- Stated goal: Write out the records below once more, exactly as they stand.

———

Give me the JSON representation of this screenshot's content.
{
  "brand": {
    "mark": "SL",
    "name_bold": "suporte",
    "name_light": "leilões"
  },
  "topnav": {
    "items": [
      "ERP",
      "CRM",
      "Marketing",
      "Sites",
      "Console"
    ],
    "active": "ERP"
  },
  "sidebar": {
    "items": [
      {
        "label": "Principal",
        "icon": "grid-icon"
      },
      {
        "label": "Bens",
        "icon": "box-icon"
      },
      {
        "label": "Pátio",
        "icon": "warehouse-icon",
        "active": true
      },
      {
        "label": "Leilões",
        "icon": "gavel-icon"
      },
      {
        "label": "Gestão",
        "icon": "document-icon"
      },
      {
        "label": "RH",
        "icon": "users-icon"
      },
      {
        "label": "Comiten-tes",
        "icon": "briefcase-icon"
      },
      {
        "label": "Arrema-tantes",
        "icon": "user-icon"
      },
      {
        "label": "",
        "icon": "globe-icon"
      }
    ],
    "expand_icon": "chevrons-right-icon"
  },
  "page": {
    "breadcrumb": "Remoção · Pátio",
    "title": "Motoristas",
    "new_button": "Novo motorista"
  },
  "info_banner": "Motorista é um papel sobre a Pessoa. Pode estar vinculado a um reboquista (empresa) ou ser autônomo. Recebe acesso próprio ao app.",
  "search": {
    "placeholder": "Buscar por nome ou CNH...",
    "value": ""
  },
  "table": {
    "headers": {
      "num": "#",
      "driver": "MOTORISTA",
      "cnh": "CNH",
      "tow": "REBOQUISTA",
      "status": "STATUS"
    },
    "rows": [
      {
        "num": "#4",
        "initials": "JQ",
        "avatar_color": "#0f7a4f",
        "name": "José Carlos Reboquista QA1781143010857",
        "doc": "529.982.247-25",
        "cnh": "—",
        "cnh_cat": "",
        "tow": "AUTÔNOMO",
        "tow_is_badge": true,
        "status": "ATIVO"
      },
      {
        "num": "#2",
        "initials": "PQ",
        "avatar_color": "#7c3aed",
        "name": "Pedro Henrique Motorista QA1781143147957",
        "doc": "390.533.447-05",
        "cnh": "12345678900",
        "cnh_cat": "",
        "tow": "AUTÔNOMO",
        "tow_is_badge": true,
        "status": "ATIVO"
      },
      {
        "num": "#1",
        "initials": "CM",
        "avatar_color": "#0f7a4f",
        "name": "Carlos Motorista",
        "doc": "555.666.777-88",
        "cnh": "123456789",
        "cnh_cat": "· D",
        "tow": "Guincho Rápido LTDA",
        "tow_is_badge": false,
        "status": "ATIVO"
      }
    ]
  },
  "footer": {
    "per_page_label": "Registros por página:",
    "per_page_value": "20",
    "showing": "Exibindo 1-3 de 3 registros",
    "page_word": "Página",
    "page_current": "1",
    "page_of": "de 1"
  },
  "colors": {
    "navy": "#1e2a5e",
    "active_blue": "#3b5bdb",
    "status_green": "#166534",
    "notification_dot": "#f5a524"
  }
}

———

- Solution to this exercise:
Give me the JSON representation of this screenshot's content.
{
  "brand": {
    "mark": "SL",
    "name_bold": "suporte",
    "name_light": "leilões"
  },
  "topnav": {
    "items": [
      "ERP",
      "CRM",
      "Marketing",
      "Sites",
      "Console"
    ],
    "active": "ERP"
  },
  "sidebar": {
    "items": [
      {
        "label": "Principal",
        "icon": "grid-icon"
      },
      {
        "label": "Bens",
        "icon": "box-icon"
      },
      {
        "label": "Pátio",
        "icon": "warehouse-icon",
        "active": true
      },
      {
        "label": "Leilões",
        "icon": "gavel-icon"
      },
      {
        "label": "Gestão",
        "icon": "document-icon"
      },
      {
        "label": "RH",
        "icon": "users-icon"
      },
      {
        "label": "Comiten-tes",
        "icon": "briefcase-icon"
      },
      {
        "label": "Arrema-tantes",
        "icon": "user-icon"
      },
      {
        "label": "",
        "icon": "globe-icon"
      }
    ],
    "expand_icon": "chevrons-right-icon"
  },
  "page": {
    "breadcrumb": "Remoção · Pátio",
    "title": "Motoristas",
    "new_button": "Novo motorista"
  },
  "info_banner": "Motorista é um papel sobre a Pessoa. Pode estar vinculado a um reboquista (empresa) ou ser autônomo. Recebe acesso próprio ao app.",
  "search": {
    "placeholder": "Buscar por nome ou CNH...",
    "value": ""
  },
  "table": {
    "headers": {
      "num": "#",
      "driver": "MOTORISTA",
      "cnh": "CNH",
      "tow": "REBOQUISTA",
      "status": "STATUS"
    },
    "rows": [
      {
        "num": "#4",
        "initials": "JQ",
        "avatar_color": "#0f7a4f",
        "name": "José Carlos Reboquista QA1781143010857",
        "doc": "529.982.247-25",
        "cnh": "—",
        "cnh_cat": "",
        "tow": "AUTÔNOMO",
        "tow_is_badge": true,
        "status": "ATIVO"
      },
      {
        "num": "#2",
        "initials": "PQ",
        "avatar_color": "#7c3aed",
        "name": "Pedro Henrique Motorista QA1781143147957",
        "doc": "390.533.447-05",
        "cnh": "12345678900",
        "cnh_cat": "",
        "tow": "AUTÔNOMO",
        "tow_is_badge": true,
        "status": "ATIVO"
      },
      {
        "num": "#1",
        "initials": "CM",
        "avatar_color": "#0f7a4f",
        "name": "Carlos Motorista",
        "doc": "555.666.777-88",
        "cnh": "123456789",
        "cnh_cat": "· D",
        "tow": "Guincho Rápido LTDA",
        "tow_is_badge": false,
        "status": "ATIVO"
      }
    ]
  },
  "footer": {
    "per_page_label": "Registros por página:",
    "per_page_value": "20",
    "showing": "Exibindo 1-3 de 3 registros",
    "page_word": "Página",
    "page_current": "1",
    "page_of": "de 1"
  },
  "colors": {
    "navy": "#1e2a5e",
    "active_blue": "#3b5bdb",
    "status_green": "#166534",
    "notification_dot": "#f5a524"
  }
}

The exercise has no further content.